• [WHAT THE TASK REQUIRES] Looking at the data, count the lines where the word "this" occurs and answer with only the number.

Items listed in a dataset
[Start of section]
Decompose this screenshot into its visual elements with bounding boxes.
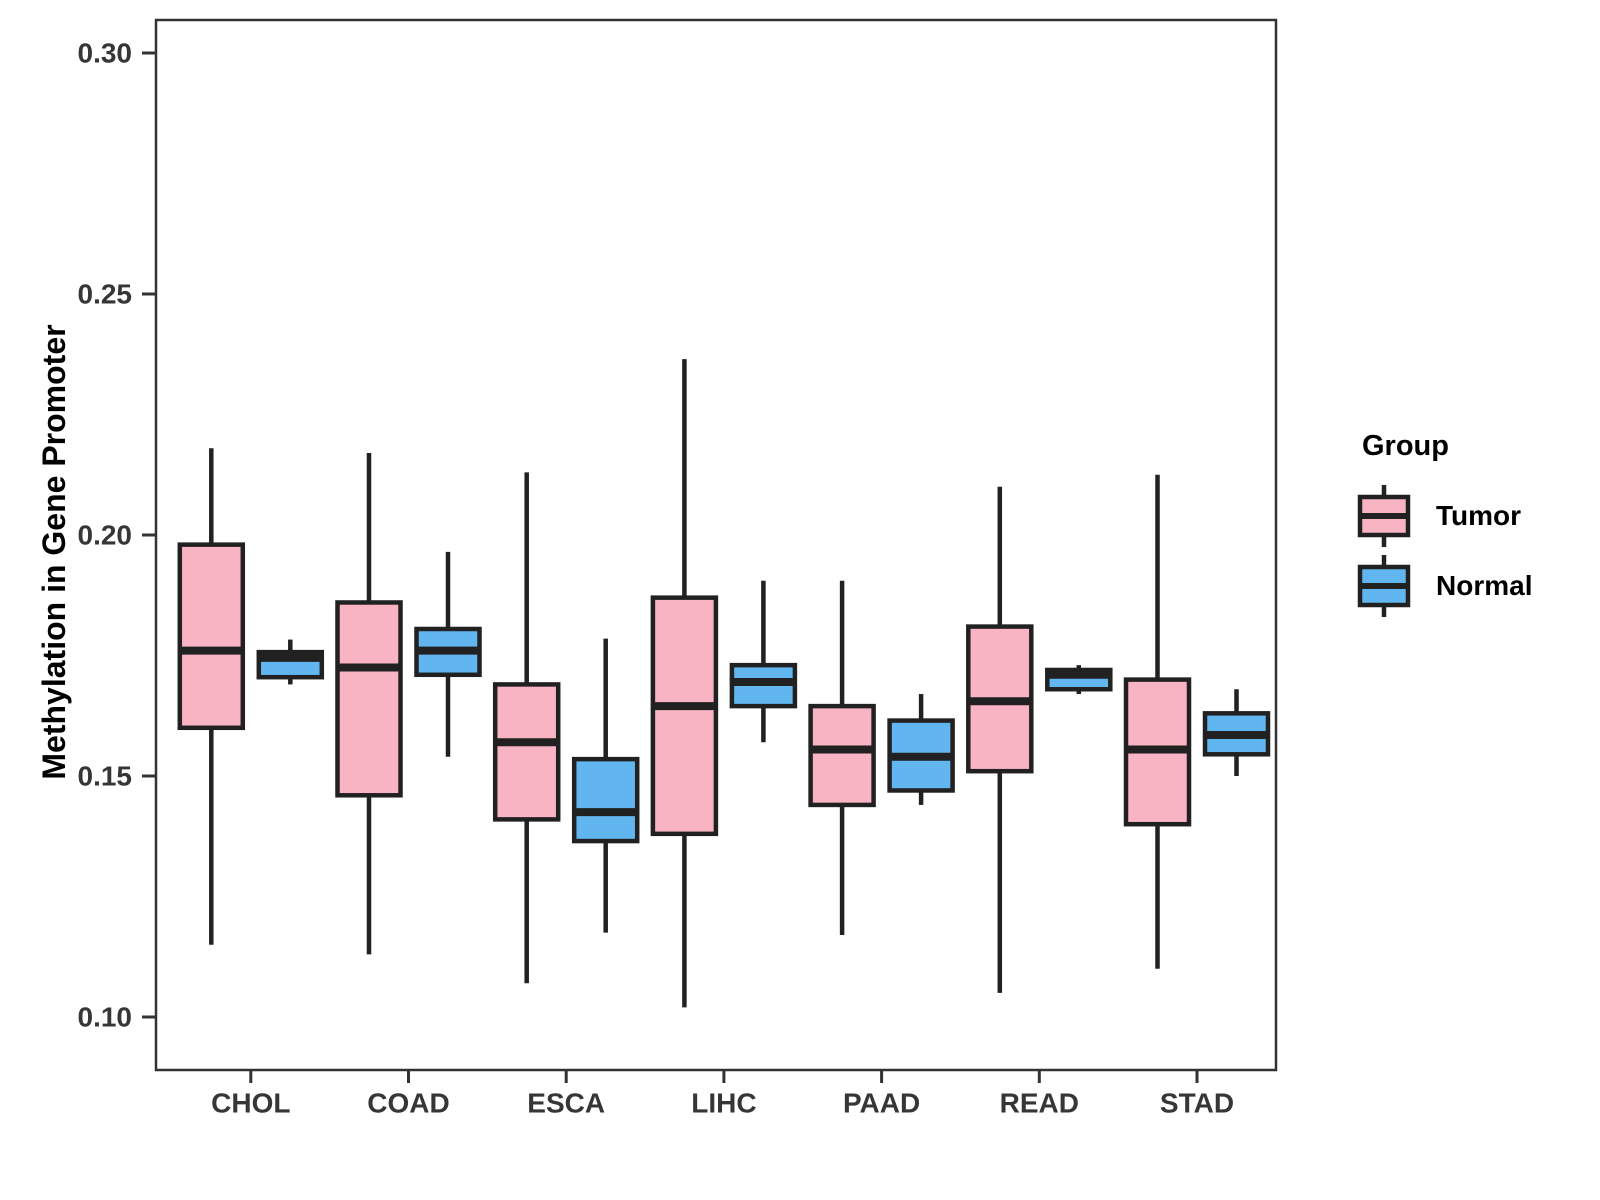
y-tick-label: 0.30 [78, 38, 133, 69]
iqr-box [808, 703, 876, 808]
legend-entry-tumor: Tumor [1356, 483, 1532, 549]
legend-title: Group [1362, 430, 1449, 462]
y-tick-label: 0.10 [78, 1002, 133, 1033]
y-tick-label: 0.15 [78, 761, 133, 792]
x-tick-label: ESCA [527, 1088, 605, 1119]
iqr-box [571, 756, 640, 844]
x-tick-label: LIHC [691, 1088, 756, 1119]
box-coad-tumor [335, 453, 403, 955]
box-coad-normal [414, 551, 482, 757]
box-read-tumor [966, 486, 1034, 993]
x-tick-label: READ [1000, 1088, 1079, 1119]
box-chol-tumor [177, 448, 246, 945]
normal-boxplot-key-icon [1357, 555, 1411, 617]
y-axis-title: Methylation in Gene Promoter [36, 324, 72, 780]
x-tick-label: PAAD [843, 1088, 920, 1119]
box-read-normal [1045, 665, 1113, 695]
legend-label-tumor: Tumor [1436, 500, 1522, 531]
box-lihc-tumor [650, 359, 719, 1008]
legend: Group Tumor Normal [1356, 430, 1532, 623]
panel-border [154, 18, 1278, 1072]
y-tick-label: 0.20 [78, 520, 133, 551]
iqr-box [335, 600, 403, 798]
box-chol-normal [256, 639, 325, 685]
box-paad-normal [887, 694, 955, 805]
x-tick-label: STAD [1160, 1088, 1234, 1119]
box-stad-tumor [1123, 474, 1192, 969]
tumor-boxplot-key-icon [1357, 485, 1411, 547]
box-esca-normal [571, 638, 640, 933]
legend-entry-normal: Normal [1356, 553, 1532, 619]
iqr-box [650, 595, 719, 837]
box-lihc-normal [729, 580, 798, 743]
box-paad-tumor [808, 580, 876, 936]
iqr-box [177, 542, 246, 731]
box-stad-normal [1202, 689, 1271, 776]
box-esca-tumor [492, 472, 561, 984]
x-tick-label: CHOL [211, 1088, 290, 1119]
iqr-box [492, 682, 561, 822]
x-tick-label: COAD [367, 1088, 449, 1119]
legend-label-normal: Normal [1436, 570, 1533, 601]
y-tick-label: 0.25 [78, 279, 133, 310]
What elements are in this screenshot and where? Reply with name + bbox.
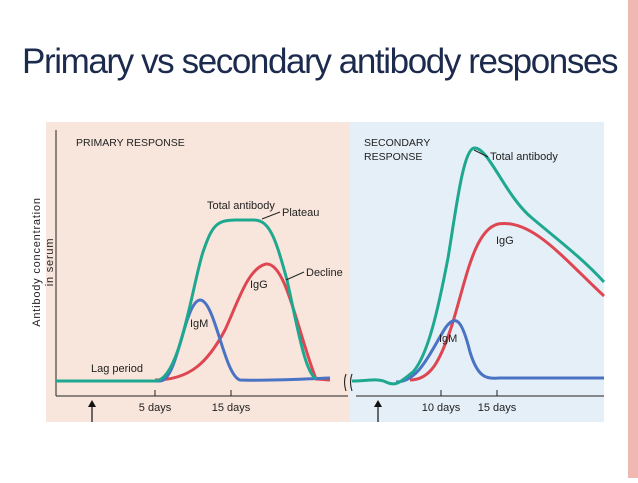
slide-title: Primary vs secondary antibody responses [22, 42, 619, 81]
y-axis-label-1: Antibody concentration [31, 197, 43, 327]
igg-primary-label: IgG [250, 279, 268, 291]
igm-primary-label: IgM [190, 318, 208, 330]
igm-curve-secondary [395, 319, 604, 384]
y-axis-label-2: in serum [44, 238, 56, 287]
tick-label-15-days: 15 days [212, 402, 251, 414]
secondary-panel-bg [350, 122, 604, 422]
plateau-label: Plateau [282, 207, 319, 219]
decline-leader [285, 271, 305, 281]
secondary-response-label-1: SECONDARY [364, 137, 430, 149]
igg-curve-secondary [409, 221, 606, 382]
primary-response-label: PRIMARY RESPONSE [76, 137, 185, 149]
plateau-leader [261, 211, 281, 220]
tick-label-5-days: 5 days [139, 402, 172, 414]
tick-label-15-days-secondary: 15 days [478, 402, 517, 414]
slide-edge-bar [628, 0, 638, 478]
antigen-arrow-primary [88, 400, 96, 422]
total-antibody-curve-secondary [351, 146, 606, 386]
secondary-response-label-2: RESPONSE [364, 151, 422, 163]
tick-label-10-days: 10 days [422, 402, 461, 414]
total-antibody-primary-label: Total antibody [207, 200, 275, 212]
total-antibody-curve-primary [56, 218, 318, 383]
decline-label: Decline [306, 267, 343, 279]
axis-break-mark [343, 373, 353, 392]
igm-secondary-label: IgM [439, 333, 457, 345]
total-antibody-secondary-leader [473, 149, 489, 158]
total-antibody-secondary-label: Total antibody [490, 151, 558, 163]
lag-period-label: Lag period [91, 363, 143, 375]
igg-secondary-label: IgG [496, 235, 514, 247]
antigen-arrow-secondary [374, 400, 382, 422]
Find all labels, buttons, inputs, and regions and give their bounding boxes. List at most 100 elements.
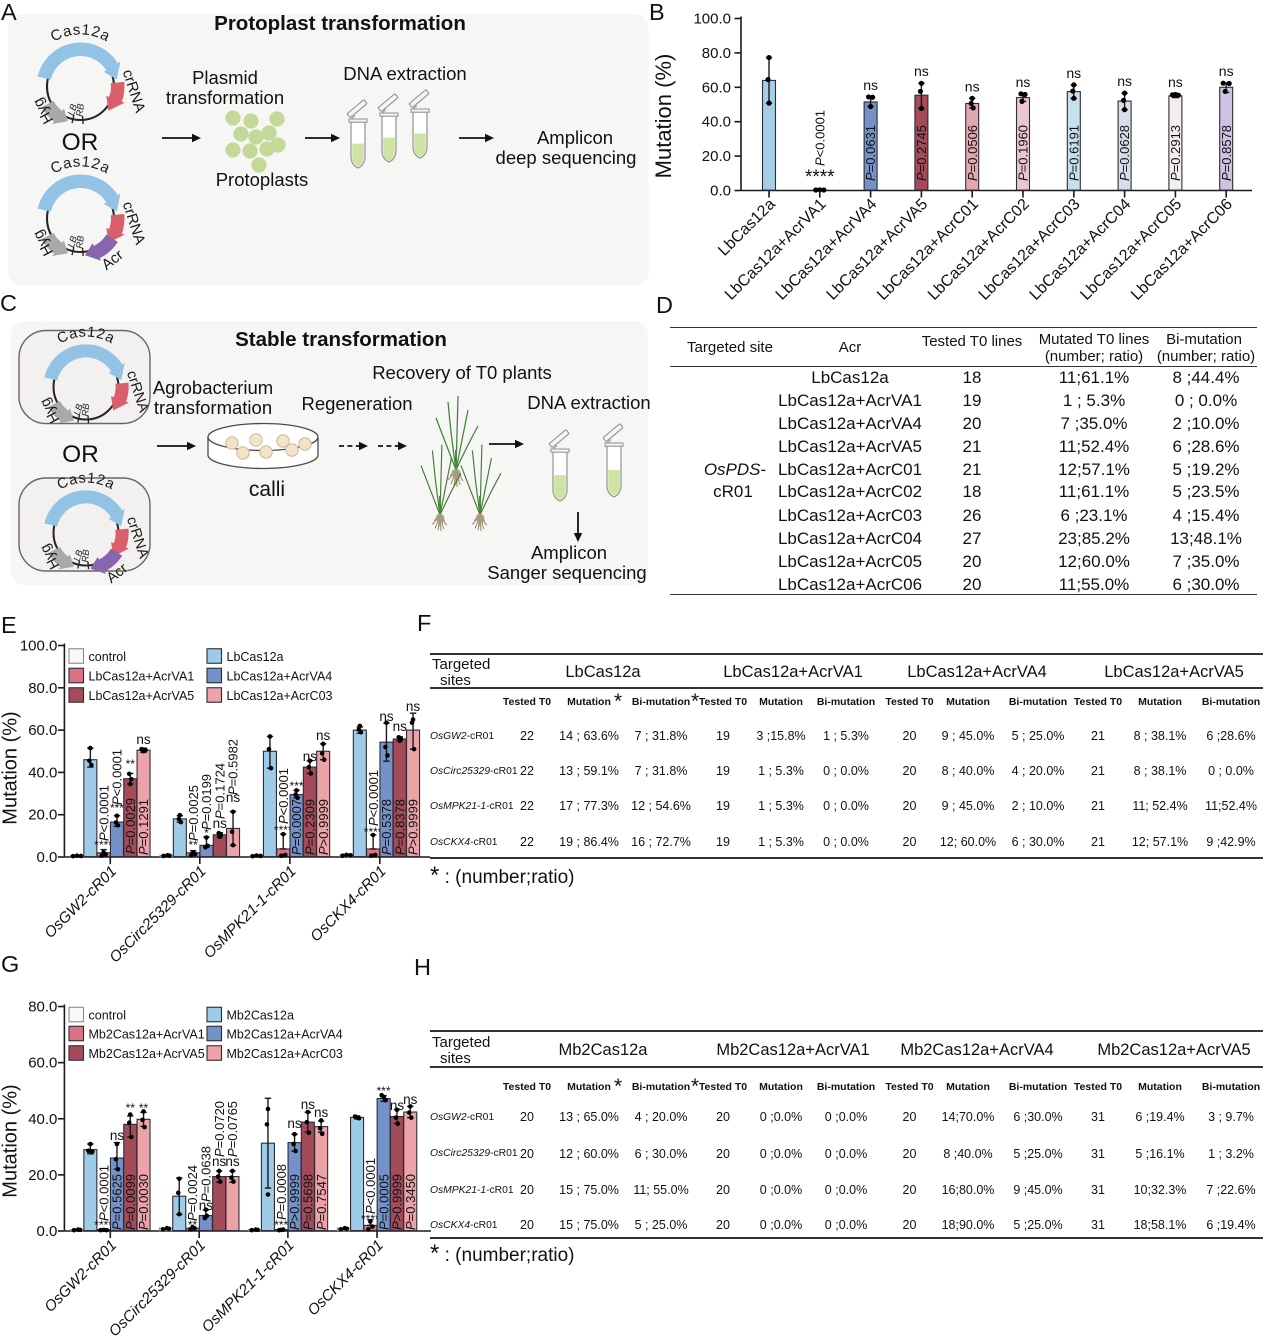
svg-text:ns: ns: [287, 1116, 302, 1131]
svg-text:deep sequencing: deep sequencing: [496, 147, 637, 168]
svg-text:**: **: [126, 757, 136, 771]
svg-text:Mutation (%): Mutation (%): [651, 54, 676, 179]
svg-text:20.0: 20.0: [702, 148, 731, 165]
svg-text:OR: OR: [62, 441, 99, 468]
svg-text:80.0: 80.0: [702, 45, 731, 62]
svg-text:P=0.0720: P=0.0720: [212, 1101, 227, 1157]
svg-text:P>0.9999: P>0.9999: [316, 799, 331, 855]
svg-text:LbCas12a+AcrVA5: LbCas12a+AcrVA5: [89, 689, 195, 703]
svg-text:ns: ns: [314, 1105, 329, 1120]
svg-text:LbCas12a: LbCas12a: [227, 650, 284, 664]
svg-text:ns: ns: [406, 699, 421, 714]
svg-text:P=0.0099: P=0.0099: [123, 1174, 138, 1230]
svg-text:****: ****: [274, 823, 293, 837]
svg-text:40.0: 40.0: [28, 764, 57, 781]
svg-text:P>0.9999: P>0.9999: [406, 799, 421, 855]
svg-text:****: ****: [805, 167, 835, 188]
svg-text:OR: OR: [62, 129, 99, 156]
svg-text:P=0.2309: P=0.2309: [302, 799, 317, 855]
svg-text:LB: LB: [72, 403, 85, 417]
svg-text:20.0: 20.0: [28, 1167, 57, 1184]
svg-text:Cas12a: Cas12a: [55, 470, 118, 493]
svg-text:0.0: 0.0: [710, 183, 731, 200]
svg-text:**: **: [188, 838, 198, 852]
svg-text:Plasmid: Plasmid: [192, 67, 258, 88]
svg-text:RB: RB: [75, 102, 87, 117]
svg-text:ns: ns: [303, 749, 318, 764]
svg-text:P=0.2913: P=0.2913: [1168, 125, 1183, 181]
svg-text:P=0.8578: P=0.8578: [1219, 125, 1234, 181]
svg-text:P=0.7547: P=0.7547: [314, 1174, 329, 1230]
svg-text:OsGW2-cR01: OsGW2-cR01: [41, 863, 120, 942]
svg-text:ns: ns: [199, 1198, 214, 1213]
svg-text:control: control: [89, 1009, 127, 1023]
svg-text:****: ****: [94, 1218, 113, 1232]
svg-text:20.0: 20.0: [28, 807, 57, 824]
svg-text:P=0.0030: P=0.0030: [136, 1174, 151, 1230]
svg-text:P=0.0029: P=0.0029: [123, 798, 138, 854]
svg-text:40.0: 40.0: [28, 1111, 57, 1128]
svg-text:P>0.9999: P>0.9999: [287, 1174, 302, 1230]
svg-text:****: ****: [364, 825, 383, 839]
svg-text:LbCas12a+AcrVA4: LbCas12a+AcrVA4: [227, 670, 333, 684]
svg-text:60.0: 60.0: [28, 722, 57, 739]
svg-text:***: ***: [290, 779, 304, 793]
svg-text:ns: ns: [965, 78, 980, 94]
svg-text:P>0.9999: P>0.9999: [390, 1174, 405, 1230]
svg-text:ns: ns: [914, 63, 929, 79]
svg-text:Mb2Cas12a+AcrC03: Mb2Cas12a+AcrC03: [227, 1047, 343, 1061]
svg-text:LB: LB: [66, 102, 80, 117]
svg-text:ns: ns: [1168, 74, 1183, 90]
svg-text:P=0.0628: P=0.0628: [1117, 125, 1132, 181]
svg-text:100.0: 100.0: [20, 638, 58, 655]
svg-text:Stable transformation: Stable transformation: [235, 328, 447, 351]
svg-text:LB: LB: [66, 234, 80, 249]
svg-text:P=0.0007: P=0.0007: [289, 799, 304, 855]
svg-text:control: control: [89, 650, 127, 664]
svg-text:LbCas12a+AcrVA1: LbCas12a+AcrVA1: [89, 670, 195, 684]
svg-text:0.0: 0.0: [37, 1223, 58, 1240]
svg-text:P<0.0001: P<0.0001: [812, 110, 827, 166]
svg-text:***: ***: [110, 801, 124, 815]
svg-text:ns: ns: [393, 719, 408, 734]
svg-text:P=0.0638: P=0.0638: [198, 1146, 213, 1202]
svg-text:ns: ns: [403, 1092, 418, 1107]
svg-text:OsCirc25329-cR01: OsCirc25329-cR01: [106, 863, 209, 966]
svg-text:P=0.5982: P=0.5982: [226, 739, 241, 795]
svg-text:Regeneration: Regeneration: [301, 393, 412, 414]
svg-text:RB: RB: [80, 403, 91, 417]
svg-text:P<0.0001: P<0.0001: [366, 770, 381, 826]
svg-text:Amplicon: Amplicon: [531, 542, 607, 563]
svg-text:ns: ns: [1219, 63, 1234, 79]
svg-text:transformation: transformation: [166, 87, 284, 108]
svg-text:DNA extraction: DNA extraction: [343, 63, 466, 84]
svg-text:ns: ns: [301, 1097, 316, 1112]
svg-text:P<0.0001: P<0.0001: [110, 749, 125, 805]
svg-text:ns: ns: [225, 1154, 240, 1169]
svg-text:60.0: 60.0: [28, 1055, 57, 1072]
svg-text:100.0: 100.0: [693, 11, 731, 28]
svg-text:Mb2Cas12a+AcrVA4: Mb2Cas12a+AcrVA4: [227, 1028, 343, 1042]
svg-text:ns: ns: [110, 1128, 125, 1143]
svg-text:DNA extraction: DNA extraction: [527, 392, 650, 413]
svg-text:P=0.0506: P=0.0506: [965, 125, 980, 181]
svg-text:ns: ns: [390, 1098, 405, 1113]
svg-text:LB: LB: [72, 549, 85, 563]
svg-text:OsMPK21-1-cR01: OsMPK21-1-cR01: [199, 1237, 298, 1336]
svg-text:Agrobacterium: Agrobacterium: [153, 377, 273, 398]
svg-text:**: **: [126, 1101, 136, 1115]
svg-text:Protoplasts: Protoplasts: [216, 169, 309, 190]
svg-text:RB: RB: [75, 234, 87, 249]
svg-text:P=0.0005: P=0.0005: [376, 1174, 391, 1230]
svg-text:ns: ns: [1016, 74, 1031, 90]
svg-text:P=0.8378: P=0.8378: [392, 799, 407, 855]
svg-text:ns: ns: [316, 728, 331, 743]
svg-text:P=0.1724: P=0.1724: [212, 763, 227, 819]
svg-text:**: **: [139, 1101, 149, 1115]
svg-text:80.0: 80.0: [28, 999, 57, 1016]
svg-text:ns: ns: [863, 77, 878, 93]
svg-text:***: ***: [274, 1218, 288, 1232]
svg-text:Protoplast transformation: Protoplast transformation: [214, 12, 466, 35]
svg-text:Mutation (%): Mutation (%): [0, 1084, 22, 1197]
svg-text:P<0.0001: P<0.0001: [363, 1158, 378, 1214]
[End of section]
• [WRITTEN RESPONSE] 2